> [WHAT YOU NEED TO DO]
Copy every line of the data below word for word, and leave out the picture.

> [DATA SHOWN]
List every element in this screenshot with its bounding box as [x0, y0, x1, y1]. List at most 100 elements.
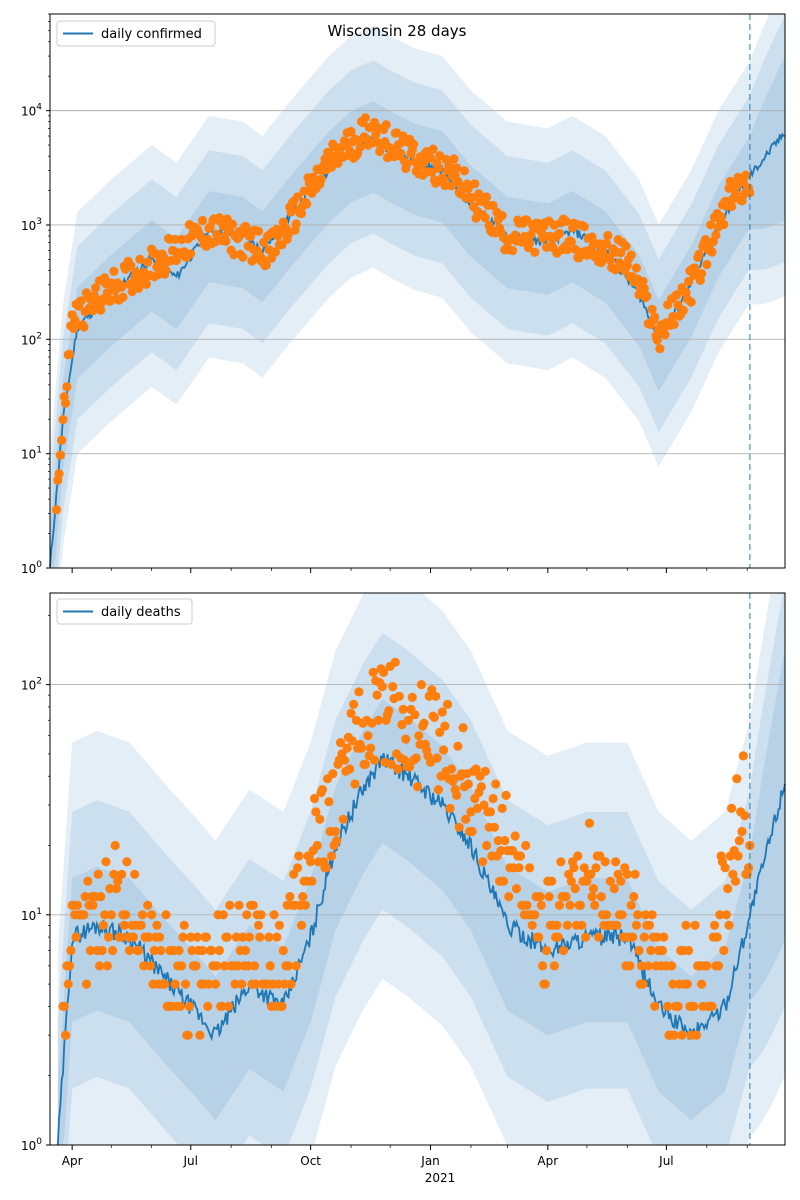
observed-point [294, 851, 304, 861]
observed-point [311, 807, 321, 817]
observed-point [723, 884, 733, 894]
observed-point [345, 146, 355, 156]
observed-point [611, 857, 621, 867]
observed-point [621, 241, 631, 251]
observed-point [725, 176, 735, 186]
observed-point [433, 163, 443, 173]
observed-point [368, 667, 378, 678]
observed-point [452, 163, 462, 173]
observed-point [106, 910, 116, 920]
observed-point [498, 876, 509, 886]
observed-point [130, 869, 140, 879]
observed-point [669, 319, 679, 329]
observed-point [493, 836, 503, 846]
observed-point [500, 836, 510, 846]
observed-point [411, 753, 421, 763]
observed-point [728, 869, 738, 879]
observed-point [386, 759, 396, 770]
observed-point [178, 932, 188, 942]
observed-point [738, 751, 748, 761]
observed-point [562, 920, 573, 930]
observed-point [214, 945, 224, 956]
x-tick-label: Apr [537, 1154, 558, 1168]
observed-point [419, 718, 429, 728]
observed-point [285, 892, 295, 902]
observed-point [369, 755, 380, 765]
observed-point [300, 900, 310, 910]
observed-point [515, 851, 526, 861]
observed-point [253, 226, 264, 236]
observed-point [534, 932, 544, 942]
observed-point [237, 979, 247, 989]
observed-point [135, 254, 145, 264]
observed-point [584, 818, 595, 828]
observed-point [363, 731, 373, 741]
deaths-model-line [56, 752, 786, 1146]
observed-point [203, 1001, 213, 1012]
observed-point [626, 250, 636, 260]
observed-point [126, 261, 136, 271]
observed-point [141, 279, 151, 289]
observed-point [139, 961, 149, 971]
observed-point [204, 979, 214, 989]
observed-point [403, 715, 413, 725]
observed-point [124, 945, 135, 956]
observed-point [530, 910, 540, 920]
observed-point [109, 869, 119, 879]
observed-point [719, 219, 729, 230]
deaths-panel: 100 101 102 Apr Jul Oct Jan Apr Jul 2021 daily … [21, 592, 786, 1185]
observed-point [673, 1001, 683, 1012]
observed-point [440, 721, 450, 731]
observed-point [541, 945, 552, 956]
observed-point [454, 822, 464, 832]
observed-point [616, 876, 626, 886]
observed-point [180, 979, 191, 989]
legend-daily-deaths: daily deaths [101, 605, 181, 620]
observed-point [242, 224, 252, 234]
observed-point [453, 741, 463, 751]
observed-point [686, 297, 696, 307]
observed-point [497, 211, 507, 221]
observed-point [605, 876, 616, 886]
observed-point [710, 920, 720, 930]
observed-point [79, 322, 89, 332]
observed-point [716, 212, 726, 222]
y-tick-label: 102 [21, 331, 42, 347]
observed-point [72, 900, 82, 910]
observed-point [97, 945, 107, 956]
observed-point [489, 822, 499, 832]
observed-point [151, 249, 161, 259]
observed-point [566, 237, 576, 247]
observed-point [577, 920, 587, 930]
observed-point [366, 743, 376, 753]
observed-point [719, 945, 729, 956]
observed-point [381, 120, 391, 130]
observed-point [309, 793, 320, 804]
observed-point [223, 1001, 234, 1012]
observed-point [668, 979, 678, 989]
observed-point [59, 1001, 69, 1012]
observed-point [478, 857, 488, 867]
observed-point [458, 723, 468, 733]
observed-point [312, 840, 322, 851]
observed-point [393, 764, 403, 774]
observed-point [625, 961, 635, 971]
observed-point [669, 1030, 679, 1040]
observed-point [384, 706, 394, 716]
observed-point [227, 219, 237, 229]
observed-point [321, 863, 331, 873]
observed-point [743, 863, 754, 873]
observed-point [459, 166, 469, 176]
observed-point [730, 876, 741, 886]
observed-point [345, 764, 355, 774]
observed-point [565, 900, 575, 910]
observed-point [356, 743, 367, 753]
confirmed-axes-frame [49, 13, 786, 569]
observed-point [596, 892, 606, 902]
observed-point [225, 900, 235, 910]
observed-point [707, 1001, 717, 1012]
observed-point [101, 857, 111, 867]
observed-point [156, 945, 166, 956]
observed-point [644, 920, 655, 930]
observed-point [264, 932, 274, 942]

> [TASK OUTPUT]
List every element in this screenshot with its bounding box as [x0, y0, x1, y1]. List at most 100 elements.
observed-point [294, 851, 304, 861]
observed-point [311, 807, 321, 817]
observed-point [723, 884, 733, 894]
observed-point [345, 146, 355, 156]
observed-point [611, 857, 621, 867]
observed-point [621, 241, 631, 251]
observed-point [725, 176, 735, 186]
observed-point [433, 163, 443, 173]
observed-point [368, 667, 378, 678]
observed-point [452, 163, 462, 173]
observed-point [106, 910, 116, 920]
observed-point [498, 876, 509, 886]
observed-point [130, 869, 140, 879]
observed-point [669, 319, 679, 329]
observed-point [493, 836, 503, 846]
observed-point [500, 836, 510, 846]
observed-point [411, 753, 421, 763]
observed-point [728, 869, 738, 879]
observed-point [386, 759, 396, 770]
observed-point [178, 932, 188, 942]
observed-point [738, 751, 748, 761]
observed-point [562, 920, 573, 930]
observed-point [214, 945, 224, 956]
x-tick-label: Apr [537, 1154, 558, 1168]
observed-point [419, 718, 429, 728]
observed-point [285, 892, 295, 902]
observed-point [369, 755, 380, 765]
observed-point [300, 900, 310, 910]
observed-point [515, 851, 526, 861]
observed-point [253, 226, 264, 236]
observed-point [534, 932, 544, 942]
observed-point [237, 979, 247, 989]
observed-point [135, 254, 145, 264]
observed-point [584, 818, 595, 828]
observed-point [363, 731, 373, 741]
deaths-model-line [56, 752, 786, 1146]
observed-point [203, 1001, 213, 1012]
observed-point [626, 250, 636, 260]
observed-point [126, 261, 136, 271]
observed-point [141, 279, 151, 289]
observed-point [139, 961, 149, 971]
observed-point [204, 979, 214, 989]
observed-point [403, 715, 413, 725]
observed-point [124, 945, 135, 956]
observed-point [530, 910, 540, 920]
observed-point [109, 869, 119, 879]
observed-point [719, 219, 729, 230]
deaths-panel: 100 101 102 Apr Jul Oct Jan Apr Jul 2021 daily … [21, 592, 786, 1185]
observed-point [673, 1001, 683, 1012]
observed-point [440, 721, 450, 731]
observed-point [541, 945, 552, 956]
observed-point [454, 822, 464, 832]
observed-point [616, 876, 626, 886]
observed-point [180, 979, 191, 989]
legend-daily-deaths: daily deaths [101, 605, 181, 620]
observed-point [242, 224, 252, 234]
observed-point [453, 741, 463, 751]
observed-point [686, 297, 696, 307]
observed-point [497, 211, 507, 221]
observed-point [605, 876, 616, 886]
observed-point [710, 920, 720, 930]
observed-point [79, 322, 89, 332]
observed-point [716, 212, 726, 222]
y-tick-label: 102 [21, 331, 42, 347]
observed-point [72, 900, 82, 910]
observed-point [97, 945, 107, 956]
observed-point [489, 822, 499, 832]
observed-point [151, 249, 161, 259]
observed-point [566, 237, 576, 247]
observed-point [577, 920, 587, 930]
observed-point [366, 743, 376, 753]
observed-point [719, 945, 729, 956]
observed-point [381, 120, 391, 130]
observed-point [309, 793, 320, 804]
observed-point [223, 1001, 234, 1012]
observed-point [668, 979, 678, 989]
observed-point [59, 1001, 69, 1012]
observed-point [478, 857, 488, 867]
observed-point [458, 723, 468, 733]
observed-point [312, 840, 322, 851]
observed-point [393, 764, 403, 774]
observed-point [625, 961, 635, 971]
observed-point [669, 1030, 679, 1040]
observed-point [384, 706, 394, 716]
observed-point [227, 219, 237, 229]
observed-point [321, 863, 331, 873]
observed-point [743, 863, 754, 873]
observed-point [459, 166, 469, 176]
observed-point [730, 876, 741, 886]
observed-point [345, 764, 355, 774]
observed-point [565, 900, 575, 910]
observed-point [356, 743, 367, 753]
confirmed-axes-frame [49, 13, 786, 569]
observed-point [596, 892, 606, 902]
observed-point [225, 900, 235, 910]
observed-point [707, 1001, 717, 1012]
observed-point [101, 857, 111, 867]
observed-point [156, 945, 166, 956]
observed-point [644, 920, 655, 930]
observed-point [264, 932, 274, 942]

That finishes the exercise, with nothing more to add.